Your goal:
Without including any pictures, write out the listing below exactly.
:: Dataset entries ::
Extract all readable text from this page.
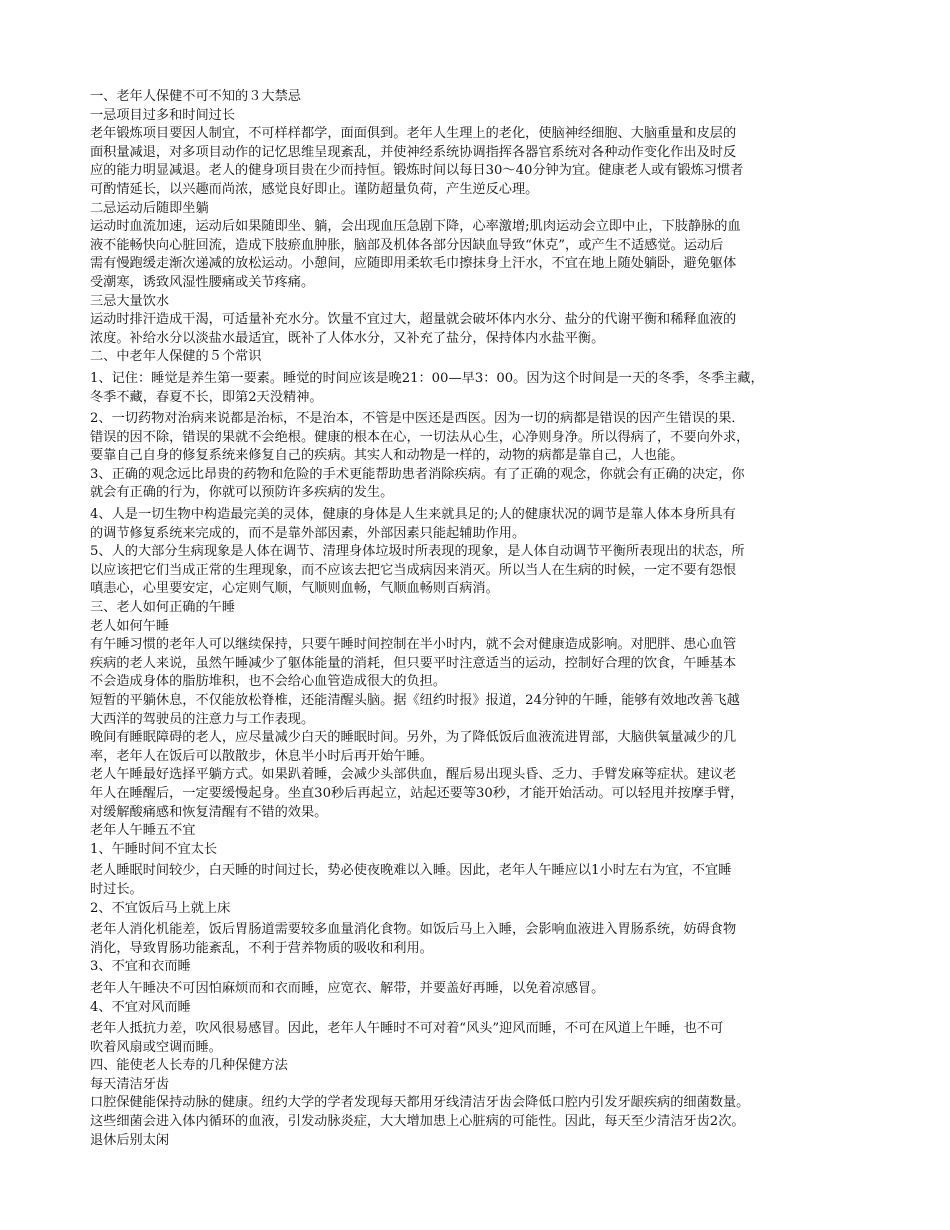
一、老年人保健不可不知的３大禁忌

一忌项目过多和时间过长

老年锻炼项目要因人制宜，不可样样都学，面面俱到。老年人生理上的老化，使脑神经细胞、大脑重量和皮层的

面积量减退，对多项目动作的记忆思维呈现紊乱，并使神经系统协调指挥各器官系统对各种动作变化作出及时反

应的能力明显减退。老人的健身项目贵在少而持恒。锻炼时间以每日30～40分钟为宜。健康老人或有锻炼习惯者

可酌情延长，以兴趣而尚浓，感觉良好即止。谨防超量负荷，产生逆反心理。

二忌运动后随即坐躺

运动时血流加速，运动后如果随即坐、躺，会出现血压急剧下降，心率激增;肌肉运动会立即中止，下肢静脉的血

液不能畅快向心脏回流，造成下肢瘀血肿胀，脑部及机体各部分因缺血导致“休克”，或产生不适感觉。运动后

需有慢跑缓走渐次递减的放松运动。小憩间，应随即用柔软毛巾擦抹身上汗水，不宜在地上随处躺卧，避免躯体

受潮寒，诱致风湿性腰痛或关节疼痛。

三忌大量饮水

运动时排汗造成干渴，可适量补充水分。饮量不宜过大，超量就会破坏体内水分、盐分的代谢平衡和稀释血液的

浓度。补给水分以淡盐水最适宜，既补了人体水分，又补充了盐分，保持体内水盐平衡。

二、中老年人保健的５个常识

1、记住：睡觉是养生第一要素。睡觉的时间应该是晚21：00—早3：00。因为这个时间是一天的冬季，冬季主藏，

冬季不藏，春夏不长，即第2天没精神。

2、一切药物对治病来说都是治标，不是治本，不管是中医还是西医。因为一切的病都是错误的因产生错误的果．

错误的因不除，错误的果就不会绝根。健康的根本在心，一切法从心生，心净则身净。所以得病了，不要向外求，

要靠自己自身的修复系统来修复自己的疾病。其实人和动物是一样的，动物的病都是靠自己，人也能。

3、正确的观念远比昂贵的药物和危险的手术更能帮助患者消除疾病。有了正确的观念，你就会有正确的决定，你

就会有正确的行为，你就可以预防许多疾病的发生。

4、人是一切生物中构造最完美的灵体，健康的身体是人生来就具足的;人的健康状况的调节是靠人体本身所具有

的调节修复系统来完成的，而不是靠外部因素，外部因素只能起辅助作用。

5、人的大部分生病现象是人体在调节、清理身体垃圾时所表现的现象，是人体自动调节平衡所表现出的状态，所

以应该把它们当成正常的生理现象，而不应该去把它当成病因来消灭。所以当人在生病的时候，一定不要有怨恨

嗔恚心，心里要安定，心定则气顺，气顺则血畅，气顺血畅则百病消。

三、老人如何正确的午睡

老人如何午睡

有午睡习惯的老年人可以继续保持，只要午睡时间控制在半小时内，就不会对健康造成影响。对肥胖、患心血管

疾病的老人来说，虽然午睡减少了躯体能量的消耗，但只要平时注意适当的运动，控制好合理的饮食，午睡基本

不会造成身体的脂肪堆积，也不会给心血管造成很大的负担。

短暂的平躺休息，不仅能放松脊椎，还能清醒头脑。据《纽约时报》报道，24分钟的午睡，能够有效地改善飞越

大西洋的驾驶员的注意力与工作表现。

晚间有睡眠障碍的老人，应尽量减少白天的睡眠时间。另外，为了降低饭后血液流进胃部，大脑供氧量减少的几

率，老年人在饭后可以散散步，休息半小时后再开始午睡。

老人午睡最好选择平躺方式。如果趴着睡，会减少头部供血，醒后易出现头昏、乏力、手臂发麻等症状。建议老

年人在睡醒后，一定要缓慢起身。坐直30秒后再起立，站起还要等30秒，才能开始活动。可以轻甩并按摩手臂，

对缓解酸痛感和恢复清醒有不错的效果。

老年人午睡五不宜

1、午睡时间不宜太长

老人睡眠时间较少，白天睡的时间过长，势必使夜晚难以入睡。因此，老年人午睡应以1小时左右为宜，不宜睡

时过长。

2、不宜饭后马上就上床

老年人消化机能差，饭后胃肠道需要较多血量消化食物。如饭后马上入睡，会影响血液进入胃肠系统，妨碍食物

消化，导致胃肠功能紊乱，不利于营养物质的吸收和利用。

3、不宜和衣而睡

老年人午睡决不可因怕麻烦而和衣而睡，应宽衣、解带，并要盖好再睡，以免着凉感冒。

4、不宜对风而睡

老年人抵抗力差，吹风很易感冒。因此，老年人午睡时不可对着“风头”迎风而睡，不可在风道上午睡，也不可

吹着风扇或空调而睡。

四、能使老人长寿的几种保健方法

每天清洁牙齿

口腔保健能保持动脉的健康。纽约大学的学者发现每天都用牙线清洁牙齿会降低口腔内引发牙龈疾病的细菌数量。

这些细菌会进入体内循环的血液，引发动脉炎症，大大增加患上心脏病的可能性。因此，每天至少清洁牙齿2次。

退休后别太闲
:::
Problem solution:
Extract all readable text from this page.
一、老年人保健不可不知的３大禁忌

一忌项目过多和时间过长

老年锻炼项目要因人制宜，不可样样都学，面面俱到。老年人生理上的老化，使脑神经细胞、大脑重量和皮层的

面积量减退，对多项目动作的记忆思维呈现紊乱，并使神经系统协调指挥各器官系统对各种动作变化作出及时反

应的能力明显减退。老人的健身项目贵在少而持恒。锻炼时间以每日30～40分钟为宜。健康老人或有锻炼习惯者

可酌情延长，以兴趣而尚浓，感觉良好即止。谨防超量负荷，产生逆反心理。

二忌运动后随即坐躺

运动时血流加速，运动后如果随即坐、躺，会出现血压急剧下降，心率激增;肌肉运动会立即中止，下肢静脉的血

液不能畅快向心脏回流，造成下肢瘀血肿胀，脑部及机体各部分因缺血导致“休克”，或产生不适感觉。运动后

需有慢跑缓走渐次递减的放松运动。小憩间，应随即用柔软毛巾擦抹身上汗水，不宜在地上随处躺卧，避免躯体

受潮寒，诱致风湿性腰痛或关节疼痛。

三忌大量饮水

运动时排汗造成干渴，可适量补充水分。饮量不宜过大，超量就会破坏体内水分、盐分的代谢平衡和稀释血液的

浓度。补给水分以淡盐水最适宜，既补了人体水分，又补充了盐分，保持体内水盐平衡。

二、中老年人保健的５个常识

1、记住：睡觉是养生第一要素。睡觉的时间应该是晚21：00—早3：00。因为这个时间是一天的冬季，冬季主藏，

冬季不藏，春夏不长，即第2天没精神。

2、一切药物对治病来说都是治标，不是治本，不管是中医还是西医。因为一切的病都是错误的因产生错误的果．

错误的因不除，错误的果就不会绝根。健康的根本在心，一切法从心生，心净则身净。所以得病了，不要向外求，

要靠自己自身的修复系统来修复自己的疾病。其实人和动物是一样的，动物的病都是靠自己，人也能。

3、正确的观念远比昂贵的药物和危险的手术更能帮助患者消除疾病。有了正确的观念，你就会有正确的决定，你

就会有正确的行为，你就可以预防许多疾病的发生。

4、人是一切生物中构造最完美的灵体，健康的身体是人生来就具足的;人的健康状况的调节是靠人体本身所具有

的调节修复系统来完成的，而不是靠外部因素，外部因素只能起辅助作用。

5、人的大部分生病现象是人体在调节、清理身体垃圾时所表现的现象，是人体自动调节平衡所表现出的状态，所

以应该把它们当成正常的生理现象，而不应该去把它当成病因来消灭。所以当人在生病的时候，一定不要有怨恨

嗔恚心，心里要安定，心定则气顺，气顺则血畅，气顺血畅则百病消。

三、老人如何正确的午睡

老人如何午睡

有午睡习惯的老年人可以继续保持，只要午睡时间控制在半小时内，就不会对健康造成影响。对肥胖、患心血管

疾病的老人来说，虽然午睡减少了躯体能量的消耗，但只要平时注意适当的运动，控制好合理的饮食，午睡基本

不会造成身体的脂肪堆积，也不会给心血管造成很大的负担。

短暂的平躺休息，不仅能放松脊椎，还能清醒头脑。据《纽约时报》报道，24分钟的午睡，能够有效地改善飞越

大西洋的驾驶员的注意力与工作表现。

晚间有睡眠障碍的老人，应尽量减少白天的睡眠时间。另外，为了降低饭后血液流进胃部，大脑供氧量减少的几

率，老年人在饭后可以散散步，休息半小时后再开始午睡。

老人午睡最好选择平躺方式。如果趴着睡，会减少头部供血，醒后易出现头昏、乏力、手臂发麻等症状。建议老

年人在睡醒后，一定要缓慢起身。坐直30秒后再起立，站起还要等30秒，才能开始活动。可以轻甩并按摩手臂，

对缓解酸痛感和恢复清醒有不错的效果。

老年人午睡五不宜

1、午睡时间不宜太长

老人睡眠时间较少，白天睡的时间过长，势必使夜晚难以入睡。因此，老年人午睡应以1小时左右为宜，不宜睡

时过长。

2、不宜饭后马上就上床

老年人消化机能差，饭后胃肠道需要较多血量消化食物。如饭后马上入睡，会影响血液进入胃肠系统，妨碍食物

消化，导致胃肠功能紊乱，不利于营养物质的吸收和利用。

3、不宜和衣而睡

老年人午睡决不可因怕麻烦而和衣而睡，应宽衣、解带，并要盖好再睡，以免着凉感冒。

4、不宜对风而睡

老年人抵抗力差，吹风很易感冒。因此，老年人午睡时不可对着“风头”迎风而睡，不可在风道上午睡，也不可

吹着风扇或空调而睡。

四、能使老人长寿的几种保健方法

每天清洁牙齿

口腔保健能保持动脉的健康。纽约大学的学者发现每天都用牙线清洁牙齿会降低口腔内引发牙龈疾病的细菌数量。

这些细菌会进入体内循环的血液，引发动脉炎症，大大增加患上心脏病的可能性。因此，每天至少清洁牙齿2次。

退休后别太闲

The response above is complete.